* _OBJECTIVE_: Every line of the records must be repeated exactly; pictures stay out.

-- start of DATA LISTING --

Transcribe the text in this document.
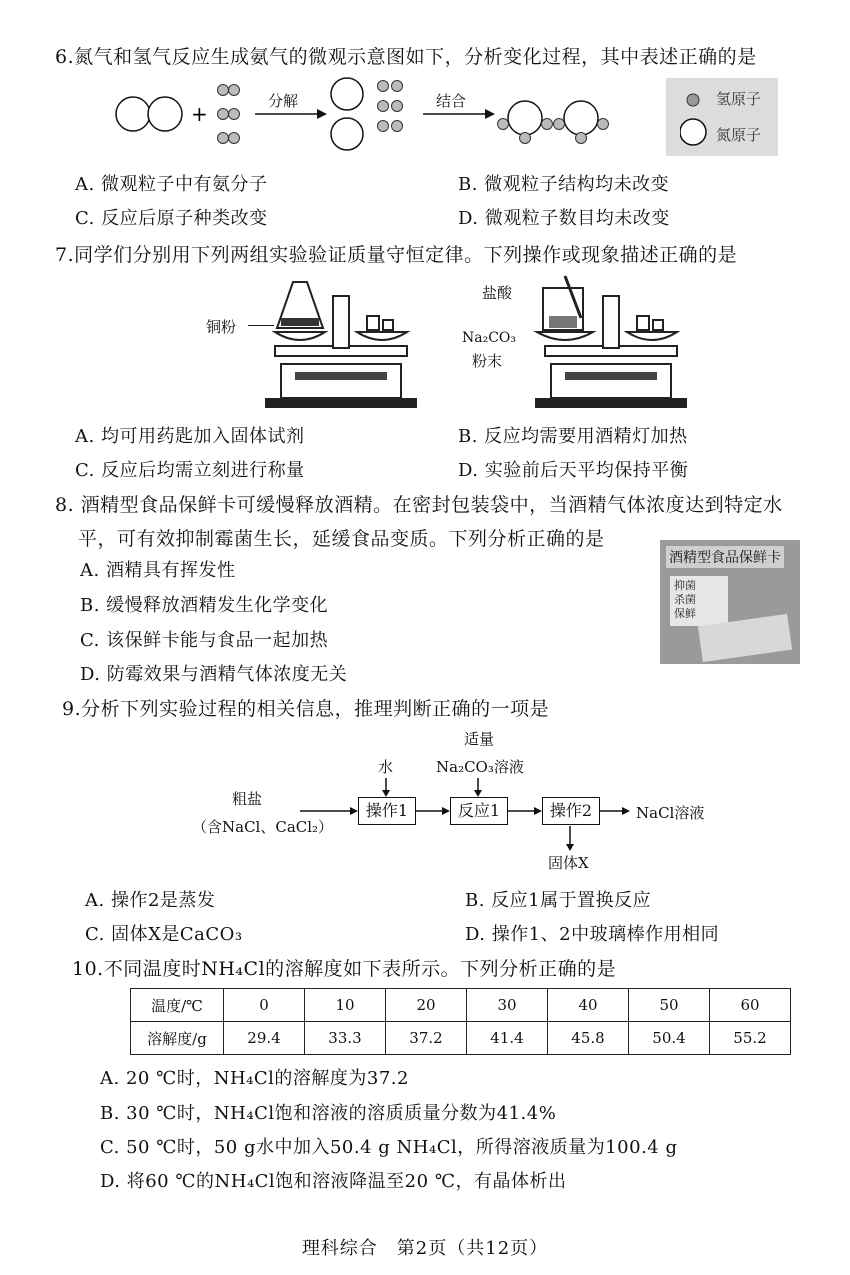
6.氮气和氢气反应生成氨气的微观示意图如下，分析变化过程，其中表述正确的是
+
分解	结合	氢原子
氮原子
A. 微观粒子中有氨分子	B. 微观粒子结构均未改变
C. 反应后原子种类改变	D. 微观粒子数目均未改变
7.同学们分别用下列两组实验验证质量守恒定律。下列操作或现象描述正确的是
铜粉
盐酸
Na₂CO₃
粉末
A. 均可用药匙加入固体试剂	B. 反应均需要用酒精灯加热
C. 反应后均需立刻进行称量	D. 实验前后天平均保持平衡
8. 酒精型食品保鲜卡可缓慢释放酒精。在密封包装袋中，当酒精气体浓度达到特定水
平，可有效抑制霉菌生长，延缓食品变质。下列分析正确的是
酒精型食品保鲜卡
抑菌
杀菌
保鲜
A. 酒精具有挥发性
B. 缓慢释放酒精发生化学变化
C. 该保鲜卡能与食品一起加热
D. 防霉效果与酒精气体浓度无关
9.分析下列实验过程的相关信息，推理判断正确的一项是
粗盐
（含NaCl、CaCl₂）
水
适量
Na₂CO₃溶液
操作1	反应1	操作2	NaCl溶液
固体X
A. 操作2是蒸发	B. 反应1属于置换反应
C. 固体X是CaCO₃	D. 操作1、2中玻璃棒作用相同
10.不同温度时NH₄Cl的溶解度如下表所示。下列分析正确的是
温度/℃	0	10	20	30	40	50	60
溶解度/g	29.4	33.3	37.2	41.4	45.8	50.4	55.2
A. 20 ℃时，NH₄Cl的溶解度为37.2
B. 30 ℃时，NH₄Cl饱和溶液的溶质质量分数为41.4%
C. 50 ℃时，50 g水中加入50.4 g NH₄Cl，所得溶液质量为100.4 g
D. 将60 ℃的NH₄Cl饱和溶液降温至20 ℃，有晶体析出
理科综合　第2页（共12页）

-- end of DATA LISTING --

* _COMPLETE RESPONSE_:
Transcribe the text in this document.
6.氮气和氢气反应生成氨气的微观示意图如下，分析变化过程，其中表述正确的是
+
分解	结合	氢原子
氮原子
A. 微观粒子中有氨分子	B. 微观粒子结构均未改变
C. 反应后原子种类改变	D. 微观粒子数目均未改变
7.同学们分别用下列两组实验验证质量守恒定律。下列操作或现象描述正确的是
铜粉
盐酸
Na₂CO₃
粉末
A. 均可用药匙加入固体试剂	B. 反应均需要用酒精灯加热
C. 反应后均需立刻进行称量	D. 实验前后天平均保持平衡
8. 酒精型食品保鲜卡可缓慢释放酒精。在密封包装袋中，当酒精气体浓度达到特定水
平，可有效抑制霉菌生长，延缓食品变质。下列分析正确的是
酒精型食品保鲜卡
抑菌
杀菌
保鲜
A. 酒精具有挥发性
B. 缓慢释放酒精发生化学变化
C. 该保鲜卡能与食品一起加热
D. 防霉效果与酒精气体浓度无关
9.分析下列实验过程的相关信息，推理判断正确的一项是
粗盐
（含NaCl、CaCl₂）
水
适量
Na₂CO₃溶液
操作1	反应1	操作2	NaCl溶液
固体X
A. 操作2是蒸发	B. 反应1属于置换反应
C. 固体X是CaCO₃	D. 操作1、2中玻璃棒作用相同
10.不同温度时NH₄Cl的溶解度如下表所示。下列分析正确的是
温度/℃	0	10	20	30	40	50	60
溶解度/g	29.4	33.3	37.2	41.4	45.8	50.4	55.2
A. 20 ℃时，NH₄Cl的溶解度为37.2
B. 30 ℃时，NH₄Cl饱和溶液的溶质质量分数为41.4%
C. 50 ℃时，50 g水中加入50.4 g NH₄Cl，所得溶液质量为100.4 g
D. 将60 ℃的NH₄Cl饱和溶液降温至20 ℃，有晶体析出
理科综合　第2页（共12页）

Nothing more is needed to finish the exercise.